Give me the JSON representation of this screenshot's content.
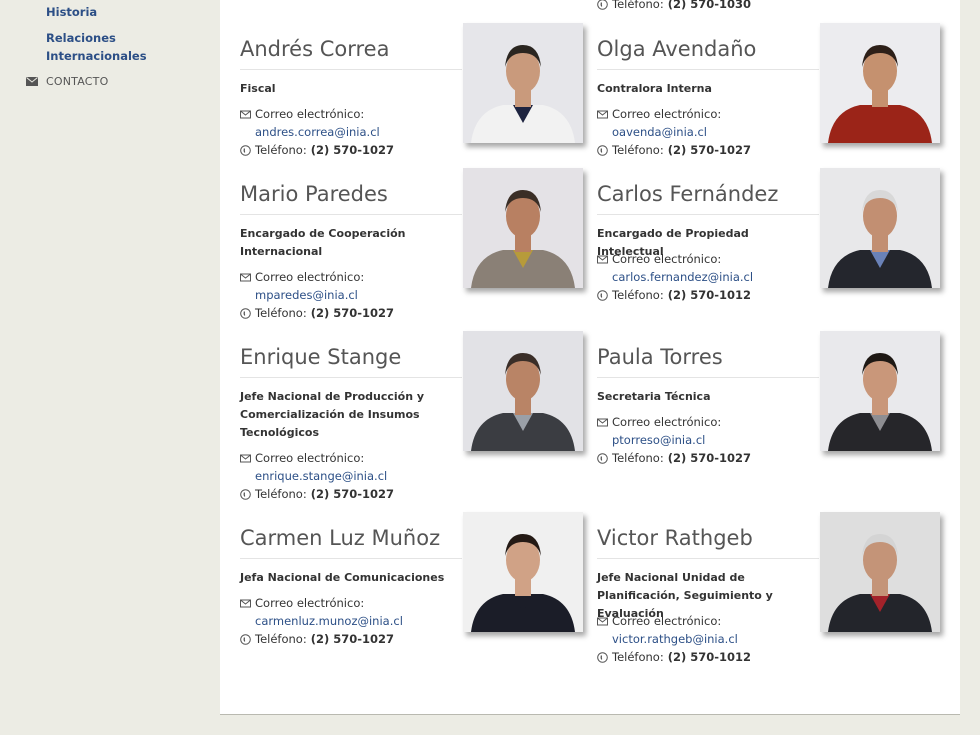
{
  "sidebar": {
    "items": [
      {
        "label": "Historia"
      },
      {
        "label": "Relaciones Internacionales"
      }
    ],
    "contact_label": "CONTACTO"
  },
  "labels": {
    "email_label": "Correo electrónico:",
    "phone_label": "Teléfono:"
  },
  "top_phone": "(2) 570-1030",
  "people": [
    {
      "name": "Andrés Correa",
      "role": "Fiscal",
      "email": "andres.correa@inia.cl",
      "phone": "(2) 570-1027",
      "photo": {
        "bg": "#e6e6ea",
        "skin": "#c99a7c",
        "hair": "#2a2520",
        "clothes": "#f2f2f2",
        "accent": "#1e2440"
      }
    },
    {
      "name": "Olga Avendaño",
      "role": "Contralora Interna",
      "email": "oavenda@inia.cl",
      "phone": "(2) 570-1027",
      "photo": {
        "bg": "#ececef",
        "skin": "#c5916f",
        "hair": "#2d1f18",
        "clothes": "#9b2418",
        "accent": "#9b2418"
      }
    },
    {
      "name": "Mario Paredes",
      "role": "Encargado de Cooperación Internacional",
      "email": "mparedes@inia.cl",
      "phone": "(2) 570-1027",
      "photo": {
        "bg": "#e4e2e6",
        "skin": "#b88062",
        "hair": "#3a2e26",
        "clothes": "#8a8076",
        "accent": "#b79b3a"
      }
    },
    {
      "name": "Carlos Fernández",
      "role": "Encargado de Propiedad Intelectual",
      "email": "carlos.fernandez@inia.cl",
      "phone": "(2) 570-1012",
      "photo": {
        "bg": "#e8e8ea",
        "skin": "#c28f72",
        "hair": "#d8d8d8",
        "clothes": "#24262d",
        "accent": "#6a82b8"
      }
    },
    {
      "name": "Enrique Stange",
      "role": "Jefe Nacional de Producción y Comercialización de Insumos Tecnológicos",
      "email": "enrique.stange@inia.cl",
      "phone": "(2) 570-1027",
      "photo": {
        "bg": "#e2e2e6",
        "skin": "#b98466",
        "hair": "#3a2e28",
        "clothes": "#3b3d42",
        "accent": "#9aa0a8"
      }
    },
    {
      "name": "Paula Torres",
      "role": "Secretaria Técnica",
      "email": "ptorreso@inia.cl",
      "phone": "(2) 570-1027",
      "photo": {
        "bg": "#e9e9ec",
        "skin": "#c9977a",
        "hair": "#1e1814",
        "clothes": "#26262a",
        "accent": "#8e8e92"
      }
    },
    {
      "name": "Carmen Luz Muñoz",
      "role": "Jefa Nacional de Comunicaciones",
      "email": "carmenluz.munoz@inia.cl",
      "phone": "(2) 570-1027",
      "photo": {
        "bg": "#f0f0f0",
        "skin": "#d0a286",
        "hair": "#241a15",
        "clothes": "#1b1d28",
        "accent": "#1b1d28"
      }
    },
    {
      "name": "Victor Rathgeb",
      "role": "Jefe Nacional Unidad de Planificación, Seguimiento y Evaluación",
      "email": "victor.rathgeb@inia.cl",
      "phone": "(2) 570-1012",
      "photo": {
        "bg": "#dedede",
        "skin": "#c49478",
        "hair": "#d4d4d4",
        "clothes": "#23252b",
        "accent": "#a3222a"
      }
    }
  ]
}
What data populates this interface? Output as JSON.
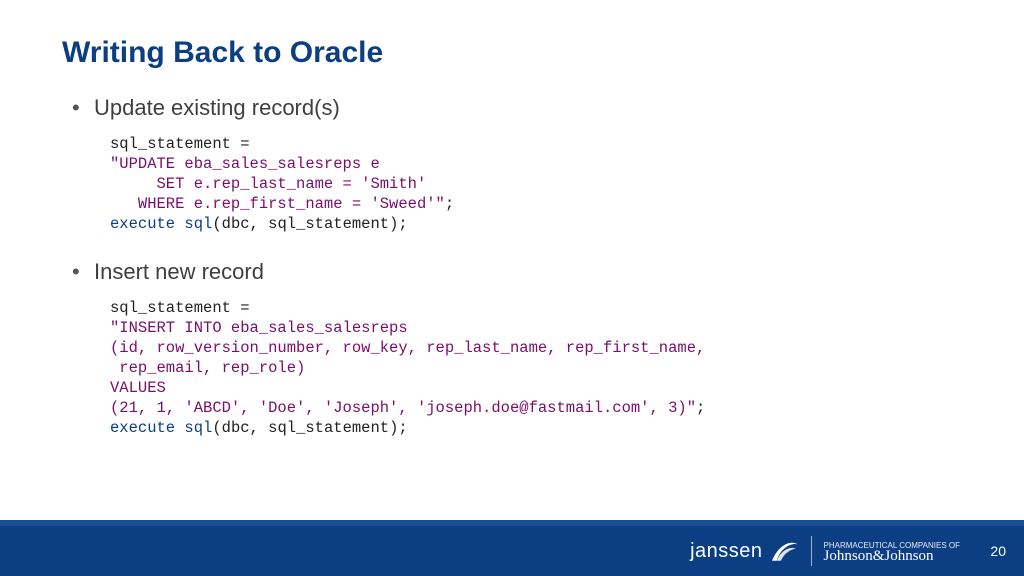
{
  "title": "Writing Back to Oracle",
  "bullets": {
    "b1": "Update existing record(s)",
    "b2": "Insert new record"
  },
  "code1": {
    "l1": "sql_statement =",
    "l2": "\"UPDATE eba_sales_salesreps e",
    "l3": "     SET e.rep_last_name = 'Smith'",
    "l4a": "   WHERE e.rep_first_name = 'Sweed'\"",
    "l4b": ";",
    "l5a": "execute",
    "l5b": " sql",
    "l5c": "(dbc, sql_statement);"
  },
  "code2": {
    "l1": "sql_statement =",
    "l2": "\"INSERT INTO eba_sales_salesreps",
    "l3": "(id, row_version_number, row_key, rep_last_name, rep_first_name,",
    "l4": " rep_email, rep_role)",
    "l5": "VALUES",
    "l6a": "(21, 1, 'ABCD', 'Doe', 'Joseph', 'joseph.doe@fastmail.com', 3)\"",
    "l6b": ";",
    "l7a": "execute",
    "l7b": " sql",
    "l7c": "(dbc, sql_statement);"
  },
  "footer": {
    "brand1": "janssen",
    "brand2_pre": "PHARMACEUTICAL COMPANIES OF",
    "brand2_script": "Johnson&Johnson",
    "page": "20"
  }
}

++++++++++

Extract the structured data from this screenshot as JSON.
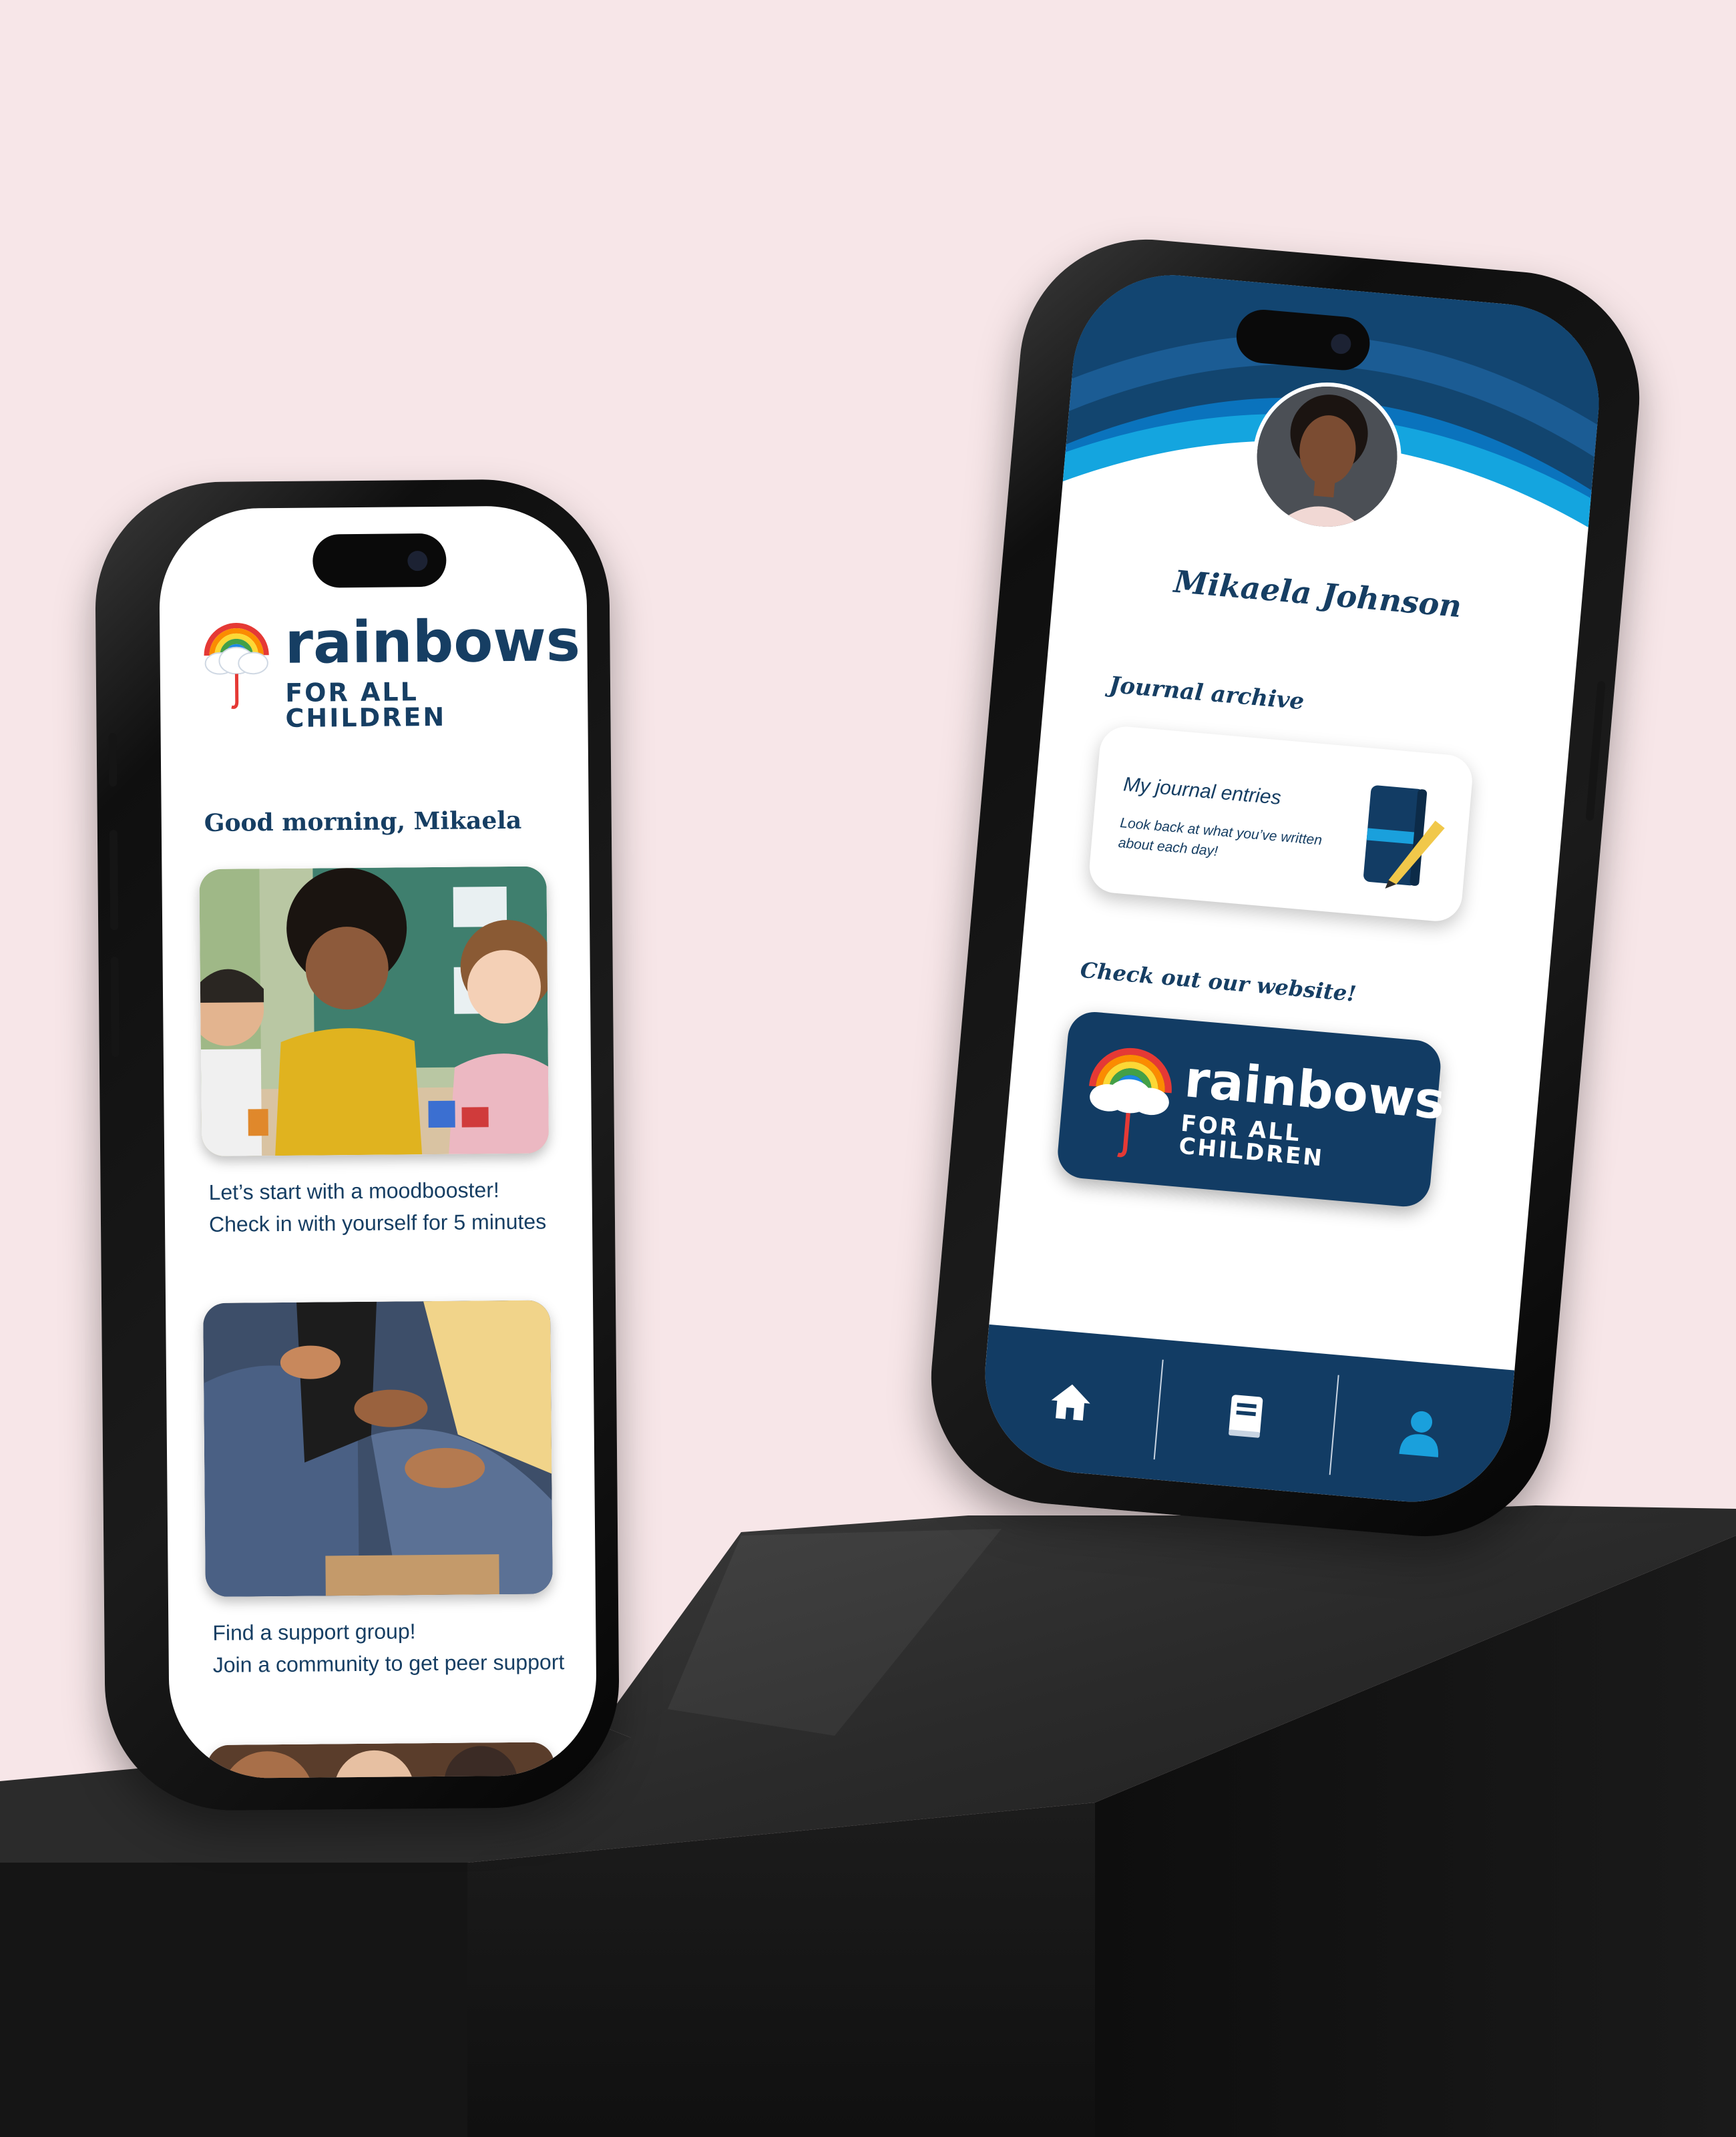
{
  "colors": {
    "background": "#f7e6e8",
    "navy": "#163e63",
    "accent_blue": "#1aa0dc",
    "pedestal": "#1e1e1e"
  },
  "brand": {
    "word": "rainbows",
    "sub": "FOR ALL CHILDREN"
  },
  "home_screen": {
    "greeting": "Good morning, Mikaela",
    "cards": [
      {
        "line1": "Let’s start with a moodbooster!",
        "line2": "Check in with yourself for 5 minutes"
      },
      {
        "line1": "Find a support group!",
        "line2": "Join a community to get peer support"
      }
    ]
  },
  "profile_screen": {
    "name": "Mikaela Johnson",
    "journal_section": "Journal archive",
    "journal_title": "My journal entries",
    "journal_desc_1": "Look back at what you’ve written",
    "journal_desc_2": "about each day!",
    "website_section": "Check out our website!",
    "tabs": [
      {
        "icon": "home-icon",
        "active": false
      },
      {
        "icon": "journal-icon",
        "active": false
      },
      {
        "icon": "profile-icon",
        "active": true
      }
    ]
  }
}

++++++++++

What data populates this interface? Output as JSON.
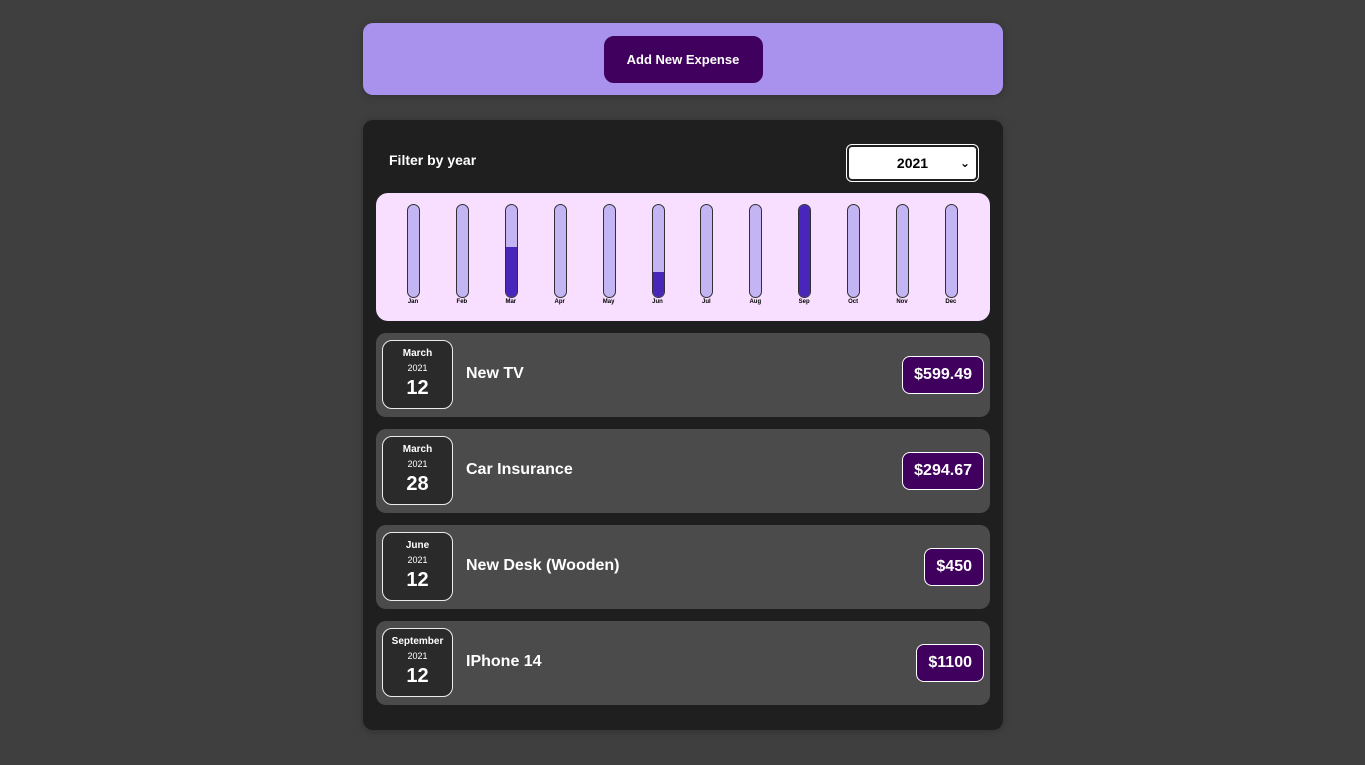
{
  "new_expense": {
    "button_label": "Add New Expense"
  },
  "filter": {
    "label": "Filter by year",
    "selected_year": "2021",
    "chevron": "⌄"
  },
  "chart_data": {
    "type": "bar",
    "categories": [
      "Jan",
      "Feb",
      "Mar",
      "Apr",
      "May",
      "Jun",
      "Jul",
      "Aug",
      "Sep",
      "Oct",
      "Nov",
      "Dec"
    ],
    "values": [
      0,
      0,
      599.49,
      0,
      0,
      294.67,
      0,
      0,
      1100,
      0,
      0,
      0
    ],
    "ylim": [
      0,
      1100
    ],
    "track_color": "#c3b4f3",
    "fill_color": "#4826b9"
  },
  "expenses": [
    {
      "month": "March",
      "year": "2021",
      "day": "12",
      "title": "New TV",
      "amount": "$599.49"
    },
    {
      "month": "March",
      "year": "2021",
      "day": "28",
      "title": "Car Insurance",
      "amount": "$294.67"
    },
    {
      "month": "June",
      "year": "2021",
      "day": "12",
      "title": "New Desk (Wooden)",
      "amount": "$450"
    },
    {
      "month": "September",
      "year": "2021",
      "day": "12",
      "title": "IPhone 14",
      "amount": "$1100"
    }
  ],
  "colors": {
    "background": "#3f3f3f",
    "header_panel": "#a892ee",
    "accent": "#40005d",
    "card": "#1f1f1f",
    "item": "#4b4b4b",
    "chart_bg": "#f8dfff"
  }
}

++++++++++

Written exercise — Return all lines with the word "screenshot" in them.

Full output —
Give me the JSON representation of this screenshot's content.
Extract the structured data from this screenshot as JSON.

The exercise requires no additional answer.